THE EXERCISE:
Reproduce verbatim the stretch of the records from their first line through the line containing "tabbar-label: 首页 [51, 865, 73, 878]", with both ends included.

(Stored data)
-*-*-
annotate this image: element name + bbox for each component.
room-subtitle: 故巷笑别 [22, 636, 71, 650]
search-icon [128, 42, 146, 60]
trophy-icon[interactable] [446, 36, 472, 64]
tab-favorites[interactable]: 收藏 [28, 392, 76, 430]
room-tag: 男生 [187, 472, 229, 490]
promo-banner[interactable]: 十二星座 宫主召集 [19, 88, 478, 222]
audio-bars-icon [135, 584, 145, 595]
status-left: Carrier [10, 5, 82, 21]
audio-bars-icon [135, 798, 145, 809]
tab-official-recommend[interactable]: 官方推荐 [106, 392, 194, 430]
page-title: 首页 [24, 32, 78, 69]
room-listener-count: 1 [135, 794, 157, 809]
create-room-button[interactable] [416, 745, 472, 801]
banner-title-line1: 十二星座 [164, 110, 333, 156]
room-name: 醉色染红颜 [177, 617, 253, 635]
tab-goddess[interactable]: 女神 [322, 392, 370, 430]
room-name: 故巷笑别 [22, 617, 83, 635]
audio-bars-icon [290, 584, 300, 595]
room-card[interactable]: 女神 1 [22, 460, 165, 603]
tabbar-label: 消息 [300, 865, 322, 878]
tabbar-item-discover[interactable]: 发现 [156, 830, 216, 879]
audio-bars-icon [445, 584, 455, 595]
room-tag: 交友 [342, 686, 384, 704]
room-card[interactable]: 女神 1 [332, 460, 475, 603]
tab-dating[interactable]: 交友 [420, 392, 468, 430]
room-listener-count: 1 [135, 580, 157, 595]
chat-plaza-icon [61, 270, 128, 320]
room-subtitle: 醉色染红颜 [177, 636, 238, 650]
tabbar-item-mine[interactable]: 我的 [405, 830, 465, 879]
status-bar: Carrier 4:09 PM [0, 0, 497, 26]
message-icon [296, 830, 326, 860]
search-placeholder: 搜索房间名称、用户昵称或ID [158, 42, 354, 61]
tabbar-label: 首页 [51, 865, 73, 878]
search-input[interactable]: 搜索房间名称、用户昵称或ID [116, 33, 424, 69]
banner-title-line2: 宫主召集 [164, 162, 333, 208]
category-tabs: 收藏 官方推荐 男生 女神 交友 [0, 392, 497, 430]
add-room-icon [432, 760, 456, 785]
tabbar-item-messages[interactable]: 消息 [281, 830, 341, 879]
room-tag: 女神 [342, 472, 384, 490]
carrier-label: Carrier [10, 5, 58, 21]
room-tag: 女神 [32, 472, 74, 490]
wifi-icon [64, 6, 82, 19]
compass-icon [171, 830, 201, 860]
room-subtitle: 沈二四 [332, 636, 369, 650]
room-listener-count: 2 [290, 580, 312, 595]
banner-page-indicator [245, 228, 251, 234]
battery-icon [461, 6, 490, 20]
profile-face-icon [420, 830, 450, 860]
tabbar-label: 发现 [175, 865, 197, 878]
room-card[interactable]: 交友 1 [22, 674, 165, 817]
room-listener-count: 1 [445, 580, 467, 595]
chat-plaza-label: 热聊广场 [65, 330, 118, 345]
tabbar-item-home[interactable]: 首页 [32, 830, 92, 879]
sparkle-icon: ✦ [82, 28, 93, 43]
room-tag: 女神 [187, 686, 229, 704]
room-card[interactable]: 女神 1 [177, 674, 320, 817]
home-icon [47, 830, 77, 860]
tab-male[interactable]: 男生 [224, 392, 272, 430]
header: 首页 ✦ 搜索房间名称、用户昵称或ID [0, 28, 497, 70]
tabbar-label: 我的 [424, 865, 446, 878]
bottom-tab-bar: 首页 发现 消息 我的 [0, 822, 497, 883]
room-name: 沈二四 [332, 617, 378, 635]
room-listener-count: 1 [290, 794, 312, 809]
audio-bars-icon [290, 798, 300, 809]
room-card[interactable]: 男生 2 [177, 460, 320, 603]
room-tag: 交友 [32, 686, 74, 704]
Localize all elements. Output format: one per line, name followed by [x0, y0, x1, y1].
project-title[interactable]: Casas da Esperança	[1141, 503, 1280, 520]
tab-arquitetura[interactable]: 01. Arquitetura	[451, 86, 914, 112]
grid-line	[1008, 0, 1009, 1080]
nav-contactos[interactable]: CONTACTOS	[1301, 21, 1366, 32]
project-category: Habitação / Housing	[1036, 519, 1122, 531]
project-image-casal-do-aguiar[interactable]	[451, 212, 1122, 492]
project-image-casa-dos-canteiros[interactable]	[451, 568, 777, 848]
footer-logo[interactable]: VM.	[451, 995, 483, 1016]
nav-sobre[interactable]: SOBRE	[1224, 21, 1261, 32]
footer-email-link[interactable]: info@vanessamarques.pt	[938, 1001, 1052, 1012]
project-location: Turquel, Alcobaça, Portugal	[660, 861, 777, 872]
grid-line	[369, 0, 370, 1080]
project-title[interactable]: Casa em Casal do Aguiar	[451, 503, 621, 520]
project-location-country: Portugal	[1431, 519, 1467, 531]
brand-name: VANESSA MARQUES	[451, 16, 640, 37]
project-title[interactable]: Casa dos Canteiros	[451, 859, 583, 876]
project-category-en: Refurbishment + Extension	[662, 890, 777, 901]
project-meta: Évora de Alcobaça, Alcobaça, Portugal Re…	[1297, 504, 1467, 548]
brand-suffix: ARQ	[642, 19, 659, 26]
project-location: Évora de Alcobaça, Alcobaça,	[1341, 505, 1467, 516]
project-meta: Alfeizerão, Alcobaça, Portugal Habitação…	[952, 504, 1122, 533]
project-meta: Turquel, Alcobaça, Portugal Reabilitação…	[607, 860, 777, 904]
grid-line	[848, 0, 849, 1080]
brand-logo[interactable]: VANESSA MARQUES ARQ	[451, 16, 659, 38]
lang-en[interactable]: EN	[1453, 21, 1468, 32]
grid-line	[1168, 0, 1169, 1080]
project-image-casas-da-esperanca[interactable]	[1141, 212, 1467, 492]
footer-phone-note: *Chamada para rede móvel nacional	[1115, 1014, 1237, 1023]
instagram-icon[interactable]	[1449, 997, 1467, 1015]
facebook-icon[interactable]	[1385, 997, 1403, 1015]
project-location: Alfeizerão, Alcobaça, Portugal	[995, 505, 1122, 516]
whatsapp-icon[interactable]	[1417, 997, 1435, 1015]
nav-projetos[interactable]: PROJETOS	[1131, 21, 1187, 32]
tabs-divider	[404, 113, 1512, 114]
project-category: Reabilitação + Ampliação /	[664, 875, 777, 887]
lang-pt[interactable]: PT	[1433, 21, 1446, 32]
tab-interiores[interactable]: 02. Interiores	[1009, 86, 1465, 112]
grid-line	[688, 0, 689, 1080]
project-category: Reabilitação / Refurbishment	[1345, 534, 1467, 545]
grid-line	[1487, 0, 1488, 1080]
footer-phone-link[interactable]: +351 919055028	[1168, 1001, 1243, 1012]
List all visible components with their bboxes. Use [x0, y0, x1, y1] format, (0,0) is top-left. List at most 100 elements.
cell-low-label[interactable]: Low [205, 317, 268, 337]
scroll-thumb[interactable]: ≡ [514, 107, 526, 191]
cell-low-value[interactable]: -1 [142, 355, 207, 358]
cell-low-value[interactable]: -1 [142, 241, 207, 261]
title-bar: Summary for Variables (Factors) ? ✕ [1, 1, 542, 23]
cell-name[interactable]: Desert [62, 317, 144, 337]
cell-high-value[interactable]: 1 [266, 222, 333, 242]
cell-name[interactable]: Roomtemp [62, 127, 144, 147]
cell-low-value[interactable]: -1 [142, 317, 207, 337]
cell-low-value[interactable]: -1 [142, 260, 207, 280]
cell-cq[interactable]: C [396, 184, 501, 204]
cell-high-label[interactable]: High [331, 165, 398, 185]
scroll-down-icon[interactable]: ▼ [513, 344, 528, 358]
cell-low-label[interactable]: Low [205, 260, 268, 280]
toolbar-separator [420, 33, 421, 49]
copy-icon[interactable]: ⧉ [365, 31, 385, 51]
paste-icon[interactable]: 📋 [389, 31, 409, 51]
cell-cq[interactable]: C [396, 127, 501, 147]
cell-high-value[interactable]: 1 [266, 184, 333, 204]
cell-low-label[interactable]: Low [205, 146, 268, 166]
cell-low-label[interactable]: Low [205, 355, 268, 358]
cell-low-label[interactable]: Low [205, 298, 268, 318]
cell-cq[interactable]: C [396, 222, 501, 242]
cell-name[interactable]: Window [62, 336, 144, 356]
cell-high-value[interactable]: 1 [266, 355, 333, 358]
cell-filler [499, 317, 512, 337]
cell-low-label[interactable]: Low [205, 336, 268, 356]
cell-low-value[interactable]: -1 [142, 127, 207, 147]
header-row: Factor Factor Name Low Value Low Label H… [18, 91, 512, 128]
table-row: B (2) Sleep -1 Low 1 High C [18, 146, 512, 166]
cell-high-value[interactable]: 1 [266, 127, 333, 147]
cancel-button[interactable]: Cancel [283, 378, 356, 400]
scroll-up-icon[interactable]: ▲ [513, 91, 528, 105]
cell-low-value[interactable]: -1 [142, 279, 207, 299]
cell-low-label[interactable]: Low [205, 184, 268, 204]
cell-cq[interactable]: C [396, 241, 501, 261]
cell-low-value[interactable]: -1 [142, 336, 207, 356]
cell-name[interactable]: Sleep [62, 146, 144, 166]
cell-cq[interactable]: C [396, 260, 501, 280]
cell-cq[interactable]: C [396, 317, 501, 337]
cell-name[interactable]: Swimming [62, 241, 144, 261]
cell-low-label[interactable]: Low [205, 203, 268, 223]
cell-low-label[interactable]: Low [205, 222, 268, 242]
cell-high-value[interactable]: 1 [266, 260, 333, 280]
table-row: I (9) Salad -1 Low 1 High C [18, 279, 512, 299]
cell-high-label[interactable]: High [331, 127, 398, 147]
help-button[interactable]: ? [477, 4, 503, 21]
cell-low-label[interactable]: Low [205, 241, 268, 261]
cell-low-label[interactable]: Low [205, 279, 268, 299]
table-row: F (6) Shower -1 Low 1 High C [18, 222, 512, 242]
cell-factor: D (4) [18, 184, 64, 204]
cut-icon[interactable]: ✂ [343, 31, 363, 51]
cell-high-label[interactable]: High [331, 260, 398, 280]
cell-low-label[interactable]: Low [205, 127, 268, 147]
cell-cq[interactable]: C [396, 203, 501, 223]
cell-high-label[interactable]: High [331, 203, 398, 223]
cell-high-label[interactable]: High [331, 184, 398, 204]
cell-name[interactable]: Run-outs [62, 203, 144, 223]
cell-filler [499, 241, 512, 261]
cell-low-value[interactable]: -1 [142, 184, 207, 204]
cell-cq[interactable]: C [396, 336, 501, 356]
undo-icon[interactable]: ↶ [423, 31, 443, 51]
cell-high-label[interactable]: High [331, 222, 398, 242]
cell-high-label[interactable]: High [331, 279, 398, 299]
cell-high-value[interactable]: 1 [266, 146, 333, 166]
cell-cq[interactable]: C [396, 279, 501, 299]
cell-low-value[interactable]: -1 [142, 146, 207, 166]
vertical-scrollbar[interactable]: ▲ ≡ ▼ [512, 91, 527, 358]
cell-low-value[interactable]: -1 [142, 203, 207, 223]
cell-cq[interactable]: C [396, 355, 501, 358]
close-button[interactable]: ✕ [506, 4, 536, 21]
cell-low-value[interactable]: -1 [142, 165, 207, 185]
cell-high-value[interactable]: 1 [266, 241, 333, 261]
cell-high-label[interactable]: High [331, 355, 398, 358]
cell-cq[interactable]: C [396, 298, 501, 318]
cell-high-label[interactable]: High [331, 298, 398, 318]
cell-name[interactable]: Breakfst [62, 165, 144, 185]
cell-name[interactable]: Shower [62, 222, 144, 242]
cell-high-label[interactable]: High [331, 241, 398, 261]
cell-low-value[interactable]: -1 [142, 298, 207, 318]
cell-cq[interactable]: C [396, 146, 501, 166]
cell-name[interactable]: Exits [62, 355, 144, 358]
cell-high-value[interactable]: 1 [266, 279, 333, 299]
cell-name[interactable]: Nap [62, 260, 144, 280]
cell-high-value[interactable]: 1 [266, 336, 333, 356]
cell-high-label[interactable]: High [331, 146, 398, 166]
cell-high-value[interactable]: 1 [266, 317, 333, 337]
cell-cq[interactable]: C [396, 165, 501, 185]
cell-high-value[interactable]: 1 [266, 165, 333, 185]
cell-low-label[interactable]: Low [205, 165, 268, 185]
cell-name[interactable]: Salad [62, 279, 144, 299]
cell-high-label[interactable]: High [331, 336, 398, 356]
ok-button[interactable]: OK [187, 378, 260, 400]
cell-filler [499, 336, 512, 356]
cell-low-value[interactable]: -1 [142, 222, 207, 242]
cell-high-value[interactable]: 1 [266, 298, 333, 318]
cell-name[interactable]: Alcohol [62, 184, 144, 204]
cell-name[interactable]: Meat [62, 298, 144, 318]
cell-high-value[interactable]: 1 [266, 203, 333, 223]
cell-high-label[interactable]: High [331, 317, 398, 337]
-*-*-
EXERCISE SOLUTION:
annotate this image: element name + bbox for each component.
room-subtitle: 故巷笑别 [22, 636, 71, 650]
search-icon [128, 42, 146, 60]
trophy-icon[interactable] [446, 36, 472, 64]
tab-favorites[interactable]: 收藏 [28, 392, 76, 430]
room-tag: 男生 [187, 472, 229, 490]
promo-banner[interactable]: 十二星座 宫主召集 [19, 88, 478, 222]
audio-bars-icon [135, 584, 145, 595]
status-left: Carrier [10, 5, 82, 21]
audio-bars-icon [135, 798, 145, 809]
tab-official-recommend[interactable]: 官方推荐 [106, 392, 194, 430]
page-title: 首页 [24, 32, 78, 69]
room-listener-count: 1 [135, 794, 157, 809]
create-room-button[interactable] [416, 745, 472, 801]
banner-title-line1: 十二星座 [164, 110, 333, 156]
room-name: 醉色染红颜 [177, 617, 253, 635]
tab-goddess[interactable]: 女神 [322, 392, 370, 430]
room-name: 故巷笑别 [22, 617, 83, 635]
audio-bars-icon [290, 584, 300, 595]
room-card[interactable]: 女神 1 [22, 460, 165, 603]
tabbar-label: 消息 [300, 865, 322, 878]
tabbar-item-discover[interactable]: 发现 [156, 830, 216, 879]
audio-bars-icon [445, 584, 455, 595]
room-tag: 交友 [342, 686, 384, 704]
room-card[interactable]: 女神 1 [332, 460, 475, 603]
tab-dating[interactable]: 交友 [420, 392, 468, 430]
room-listener-count: 1 [135, 580, 157, 595]
chat-plaza-icon [61, 270, 128, 320]
room-subtitle: 醉色染红颜 [177, 636, 238, 650]
tabbar-item-mine[interactable]: 我的 [405, 830, 465, 879]
status-bar: Carrier 4:09 PM [0, 0, 497, 26]
message-icon [296, 830, 326, 860]
search-placeholder: 搜索房间名称、用户昵称或ID [158, 42, 354, 61]
tabbar-label: 首页 [51, 865, 73, 878]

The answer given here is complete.